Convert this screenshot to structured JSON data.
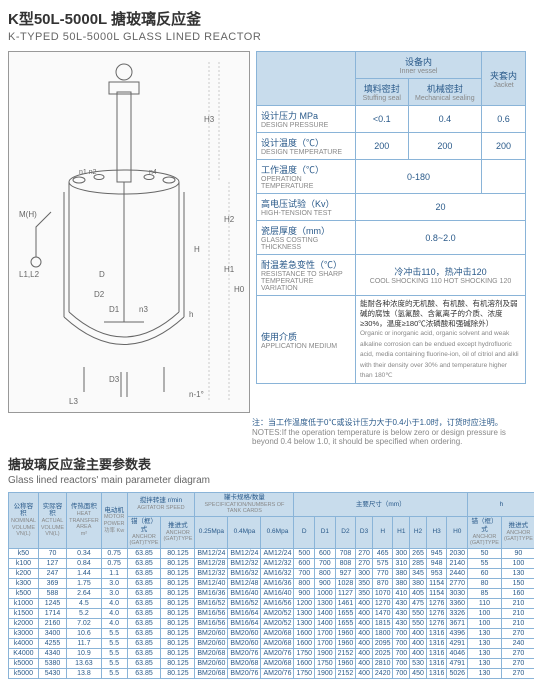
{
  "title_cn": "K型50L-5000L 搪玻璃反应釜",
  "title_en": "K-TYPED 50L-5000L GLASS LINED REACTOR",
  "spec_headers": {
    "inner_vessel_cn": "设备内",
    "inner_vessel_en": "Inner vessel",
    "jacket_cn": "夹套内",
    "jacket_en": "Jacket",
    "stuffing_cn": "填料密封",
    "stuffing_en": "Stuffing seal",
    "mech_cn": "机械密封",
    "mech_en": "Mechanical sealing"
  },
  "specs": [
    {
      "cn": "设计压力 MPa",
      "en": "DESIGN PRESSURE",
      "v1": "<0.1",
      "v2": "0.4",
      "v3": "0.6"
    },
    {
      "cn": "设计温度（℃）",
      "en": "DESIGN TEMPERATURE",
      "v1": "200",
      "v2": "200",
      "v3": "200"
    },
    {
      "cn": "工作温度（℃）",
      "en": "OPERATION TEMPERATURE",
      "span": "0-180",
      "v3": ""
    },
    {
      "cn": "高电压试验（Kv）",
      "en": "HIGH-TENSION TEST",
      "span3": "20"
    },
    {
      "cn": "瓷层厚度（mm）",
      "en": "GLASS COSTING THICKNESS",
      "span3": "0.8~2.0"
    },
    {
      "cn": "耐温差急变性（℃）",
      "en": "RESISTANCE TO SHARP TEMPERATURE VARIATION",
      "span3_cn": "冷冲击110，热冲击120",
      "span3_en": "COOL SHOCKING 110 HOT SHOCKING 120"
    }
  ],
  "medium": {
    "label_cn": "使用介质",
    "label_en": "APPLICATION MEDIUM",
    "text_cn": "能耐各种浓度的无机酸、有机酸、有机溶剂及弱碱的腐蚀（氢氟酸、含氟离子的介质、浓度≥30%，温度≥180℃浓磷酸和强碱除外）",
    "text_en": "Organic or inorganic acid, organic solvent and weak alkaline corrosion can be endued except hydrofluoric acid, media containing fluorine-ion, oil of citriol and alkli with their density over 30% and temperature higher than 180℃"
  },
  "note_cn": "注：当工作温度低于0℃或设计压力大于0.4小于1.0时，订货时应注明。",
  "note_en": "NOTES:If the operation temperature is below zero or design pressure is beyond 0.4 below 1.0, it should be specified when ordering.",
  "section_cn": "搪玻璃反应釜主要参数表",
  "section_en": "Glass lined reactors' main parameter diagram",
  "param_headers": [
    {
      "cn": "公称容积",
      "en": "NOMINAL VOLUME",
      "u": "VN(L)"
    },
    {
      "cn": "实际容积",
      "en": "ACTUAL VOLUME",
      "u": "VN(L)"
    },
    {
      "cn": "传热面积",
      "en": "HEAT TRANSFER AREA",
      "u": "m²"
    },
    {
      "cn": "电动机",
      "en": "MOTOR POWER",
      "u": "功率 Kw"
    },
    {
      "cn": "搅拌转速",
      "en": "AGITATOR SPEED",
      "u": "r/min",
      "sub": [
        "锚（框）式",
        "推进式"
      ]
    },
    {
      "cn": "罐卡规格/数量",
      "en": "SPECIFICATION/NUMBERS OF TANK CARDS",
      "sub": [
        "0.25Mpa",
        "0.4Mpa",
        "0.6Mpa"
      ]
    },
    {
      "cn": "主要尺寸（mm）",
      "en": "",
      "sub": [
        "D",
        "D1",
        "D2",
        "D3",
        "H",
        "H1",
        "H2",
        "H3",
        "H0"
      ]
    },
    {
      "cn": "h",
      "en": "",
      "sub": [
        "锚（框）式",
        "推进式"
      ]
    },
    {
      "cn": "参考重量",
      "en": "0.4Mpa Kg"
    }
  ],
  "rows": [
    [
      "k50",
      "70",
      "0.34",
      "0.75",
      "63.85",
      "80.125",
      "BM12/24",
      "BM12/24",
      "AM12/24",
      "500",
      "600",
      "708",
      "270",
      "465",
      "300",
      "265",
      "945",
      "2030",
      "50",
      "90",
      "445"
    ],
    [
      "k100",
      "127",
      "0.84",
      "0.75",
      "63.85",
      "80.125",
      "BM12/28",
      "BM12/32",
      "AM12/32",
      "600",
      "700",
      "808",
      "270",
      "575",
      "310",
      "285",
      "948",
      "2140",
      "55",
      "100",
      "562"
    ],
    [
      "k200",
      "247",
      "1.44",
      "1.1",
      "63.85",
      "80.125",
      "BM12/32",
      "BM16/32",
      "AM16/32",
      "700",
      "800",
      "927",
      "300",
      "770",
      "380",
      "345",
      "953",
      "2440",
      "60",
      "130",
      "649"
    ],
    [
      "k300",
      "369",
      "1.75",
      "3.0",
      "63.85",
      "80.125",
      "BM12/40",
      "BM12/48",
      "AM16/36",
      "800",
      "900",
      "1028",
      "350",
      "870",
      "380",
      "380",
      "1154",
      "2770",
      "80",
      "150",
      "968"
    ],
    [
      "k500",
      "588",
      "2.64",
      "3.0",
      "63.85",
      "80.125",
      "BM16/36",
      "BM16/40",
      "AM16/40",
      "900",
      "1000",
      "1127",
      "350",
      "1070",
      "410",
      "405",
      "1154",
      "3030",
      "85",
      "160",
      "1175"
    ],
    [
      "k1000",
      "1245",
      "4.5",
      "4.0",
      "63.85",
      "80.125",
      "BM16/52",
      "BM16/52",
      "AM16/56",
      "1200",
      "1300",
      "1461",
      "400",
      "1270",
      "430",
      "475",
      "1276",
      "3360",
      "110",
      "210",
      "1803"
    ],
    [
      "k1500",
      "1714",
      "5.2",
      "4.0",
      "63.85",
      "80.125",
      "BM16/56",
      "BM16/64",
      "AM20/52",
      "1300",
      "1400",
      "1655",
      "400",
      "1470",
      "430",
      "550",
      "1276",
      "3326",
      "100",
      "210",
      "2190"
    ],
    [
      "k2000",
      "2160",
      "7.02",
      "4.0",
      "63.85",
      "80.125",
      "BM16/56",
      "BM16/64",
      "AM20/52",
      "1300",
      "1400",
      "1655",
      "400",
      "1815",
      "430",
      "550",
      "1276",
      "3671",
      "100",
      "210",
      "2450"
    ],
    [
      "k3000",
      "3400",
      "10.6",
      "5.5",
      "63.85",
      "80.125",
      "BM20/60",
      "BM20/60",
      "AM20/68",
      "1600",
      "1700",
      "1960",
      "400",
      "1800",
      "700",
      "400",
      "1316",
      "4396",
      "130",
      "270",
      "3611"
    ],
    [
      "k4000",
      "4255",
      "11.7",
      "5.5",
      "63.85",
      "80.125",
      "BM20/60",
      "BM20/60",
      "AM20/68",
      "1600",
      "1700",
      "1960",
      "400",
      "2095",
      "700",
      "400",
      "1316",
      "4291",
      "130",
      "240",
      "4018"
    ],
    [
      "K4000",
      "4340",
      "10.9",
      "5.5",
      "63.85",
      "80.125",
      "BM20/68",
      "BM20/76",
      "AM20/76",
      "1750",
      "1900",
      "2152",
      "400",
      "2025",
      "700",
      "400",
      "1316",
      "4046",
      "130",
      "270",
      "4416"
    ],
    [
      "k5000",
      "5380",
      "13.63",
      "5.5",
      "63.85",
      "80.125",
      "BM20/60",
      "BM20/68",
      "AM20/68",
      "1600",
      "1750",
      "1960",
      "400",
      "2810",
      "700",
      "530",
      "1316",
      "4791",
      "130",
      "270",
      "4568"
    ],
    [
      "k5000",
      "5430",
      "13.8",
      "5.5",
      "63.85",
      "80.125",
      "BM20/68",
      "BM20/76",
      "AM20/76",
      "1750",
      "1900",
      "2152",
      "400",
      "2420",
      "700",
      "450",
      "1316",
      "5026",
      "130",
      "270",
      "5025"
    ]
  ]
}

++++++++++

Written instruction: Transcribe the full listing above exactly, with the images removed.

Written solution:
Convert this screenshot to structured JSON data.
{
  "title_cn": "K型50L-5000L 搪玻璃反应釜",
  "title_en": "K-TYPED 50L-5000L GLASS LINED REACTOR",
  "spec_headers": {
    "inner_vessel_cn": "设备内",
    "inner_vessel_en": "Inner vessel",
    "jacket_cn": "夹套内",
    "jacket_en": "Jacket",
    "stuffing_cn": "填料密封",
    "stuffing_en": "Stuffing seal",
    "mech_cn": "机械密封",
    "mech_en": "Mechanical sealing"
  },
  "specs": [
    {
      "cn": "设计压力 MPa",
      "en": "DESIGN PRESSURE",
      "v1": "<0.1",
      "v2": "0.4",
      "v3": "0.6"
    },
    {
      "cn": "设计温度（℃）",
      "en": "DESIGN TEMPERATURE",
      "v1": "200",
      "v2": "200",
      "v3": "200"
    },
    {
      "cn": "工作温度（℃）",
      "en": "OPERATION TEMPERATURE",
      "span": "0-180",
      "v3": ""
    },
    {
      "cn": "高电压试验（Kv）",
      "en": "HIGH-TENSION TEST",
      "span3": "20"
    },
    {
      "cn": "瓷层厚度（mm）",
      "en": "GLASS COSTING THICKNESS",
      "span3": "0.8~2.0"
    },
    {
      "cn": "耐温差急变性（℃）",
      "en": "RESISTANCE TO SHARP TEMPERATURE VARIATION",
      "span3_cn": "冷冲击110，热冲击120",
      "span3_en": "COOL SHOCKING 110 HOT SHOCKING 120"
    }
  ],
  "medium": {
    "label_cn": "使用介质",
    "label_en": "APPLICATION MEDIUM",
    "text_cn": "能耐各种浓度的无机酸、有机酸、有机溶剂及弱碱的腐蚀（氢氟酸、含氟离子的介质、浓度≥30%，温度≥180℃浓磷酸和强碱除外）",
    "text_en": "Organic or inorganic acid, organic solvent and weak alkaline corrosion can be endued except hydrofluoric acid, media containing fluorine-ion, oil of citriol and alkli with their density over 30% and temperature higher than 180℃"
  },
  "note_cn": "注：当工作温度低于0℃或设计压力大于0.4小于1.0时，订货时应注明。",
  "note_en": "NOTES:If the operation temperature is below zero or design pressure is beyond 0.4 below 1.0, it should be specified when ordering.",
  "section_cn": "搪玻璃反应釜主要参数表",
  "section_en": "Glass lined reactors' main parameter diagram",
  "param_headers": [
    {
      "cn": "公称容积",
      "en": "NOMINAL VOLUME",
      "u": "VN(L)"
    },
    {
      "cn": "实际容积",
      "en": "ACTUAL VOLUME",
      "u": "VN(L)"
    },
    {
      "cn": "传热面积",
      "en": "HEAT TRANSFER AREA",
      "u": "m²"
    },
    {
      "cn": "电动机",
      "en": "MOTOR POWER",
      "u": "功率 Kw"
    },
    {
      "cn": "搅拌转速",
      "en": "AGITATOR SPEED",
      "u": "r/min",
      "sub": [
        "锚（框）式",
        "推进式"
      ]
    },
    {
      "cn": "罐卡规格/数量",
      "en": "SPECIFICATION/NUMBERS OF TANK CARDS",
      "sub": [
        "0.25Mpa",
        "0.4Mpa",
        "0.6Mpa"
      ]
    },
    {
      "cn": "主要尺寸（mm）",
      "en": "",
      "sub": [
        "D",
        "D1",
        "D2",
        "D3",
        "H",
        "H1",
        "H2",
        "H3",
        "H0"
      ]
    },
    {
      "cn": "h",
      "en": "",
      "sub": [
        "锚（框）式",
        "推进式"
      ]
    },
    {
      "cn": "参考重量",
      "en": "0.4Mpa Kg"
    }
  ],
  "rows": [
    [
      "k50",
      "70",
      "0.34",
      "0.75",
      "63.85",
      "80.125",
      "BM12/24",
      "BM12/24",
      "AM12/24",
      "500",
      "600",
      "708",
      "270",
      "465",
      "300",
      "265",
      "945",
      "2030",
      "50",
      "90",
      "445"
    ],
    [
      "k100",
      "127",
      "0.84",
      "0.75",
      "63.85",
      "80.125",
      "BM12/28",
      "BM12/32",
      "AM12/32",
      "600",
      "700",
      "808",
      "270",
      "575",
      "310",
      "285",
      "948",
      "2140",
      "55",
      "100",
      "562"
    ],
    [
      "k200",
      "247",
      "1.44",
      "1.1",
      "63.85",
      "80.125",
      "BM12/32",
      "BM16/32",
      "AM16/32",
      "700",
      "800",
      "927",
      "300",
      "770",
      "380",
      "345",
      "953",
      "2440",
      "60",
      "130",
      "649"
    ],
    [
      "k300",
      "369",
      "1.75",
      "3.0",
      "63.85",
      "80.125",
      "BM12/40",
      "BM12/48",
      "AM16/36",
      "800",
      "900",
      "1028",
      "350",
      "870",
      "380",
      "380",
      "1154",
      "2770",
      "80",
      "150",
      "968"
    ],
    [
      "k500",
      "588",
      "2.64",
      "3.0",
      "63.85",
      "80.125",
      "BM16/36",
      "BM16/40",
      "AM16/40",
      "900",
      "1000",
      "1127",
      "350",
      "1070",
      "410",
      "405",
      "1154",
      "3030",
      "85",
      "160",
      "1175"
    ],
    [
      "k1000",
      "1245",
      "4.5",
      "4.0",
      "63.85",
      "80.125",
      "BM16/52",
      "BM16/52",
      "AM16/56",
      "1200",
      "1300",
      "1461",
      "400",
      "1270",
      "430",
      "475",
      "1276",
      "3360",
      "110",
      "210",
      "1803"
    ],
    [
      "k1500",
      "1714",
      "5.2",
      "4.0",
      "63.85",
      "80.125",
      "BM16/56",
      "BM16/64",
      "AM20/52",
      "1300",
      "1400",
      "1655",
      "400",
      "1470",
      "430",
      "550",
      "1276",
      "3326",
      "100",
      "210",
      "2190"
    ],
    [
      "k2000",
      "2160",
      "7.02",
      "4.0",
      "63.85",
      "80.125",
      "BM16/56",
      "BM16/64",
      "AM20/52",
      "1300",
      "1400",
      "1655",
      "400",
      "1815",
      "430",
      "550",
      "1276",
      "3671",
      "100",
      "210",
      "2450"
    ],
    [
      "k3000",
      "3400",
      "10.6",
      "5.5",
      "63.85",
      "80.125",
      "BM20/60",
      "BM20/60",
      "AM20/68",
      "1600",
      "1700",
      "1960",
      "400",
      "1800",
      "700",
      "400",
      "1316",
      "4396",
      "130",
      "270",
      "3611"
    ],
    [
      "k4000",
      "4255",
      "11.7",
      "5.5",
      "63.85",
      "80.125",
      "BM20/60",
      "BM20/60",
      "AM20/68",
      "1600",
      "1700",
      "1960",
      "400",
      "2095",
      "700",
      "400",
      "1316",
      "4291",
      "130",
      "240",
      "4018"
    ],
    [
      "K4000",
      "4340",
      "10.9",
      "5.5",
      "63.85",
      "80.125",
      "BM20/68",
      "BM20/76",
      "AM20/76",
      "1750",
      "1900",
      "2152",
      "400",
      "2025",
      "700",
      "400",
      "1316",
      "4046",
      "130",
      "270",
      "4416"
    ],
    [
      "k5000",
      "5380",
      "13.63",
      "5.5",
      "63.85",
      "80.125",
      "BM20/60",
      "BM20/68",
      "AM20/68",
      "1600",
      "1750",
      "1960",
      "400",
      "2810",
      "700",
      "530",
      "1316",
      "4791",
      "130",
      "270",
      "4568"
    ],
    [
      "k5000",
      "5430",
      "13.8",
      "5.5",
      "63.85",
      "80.125",
      "BM20/68",
      "BM20/76",
      "AM20/76",
      "1750",
      "1900",
      "2152",
      "400",
      "2420",
      "700",
      "450",
      "1316",
      "5026",
      "130",
      "270",
      "5025"
    ]
  ]
}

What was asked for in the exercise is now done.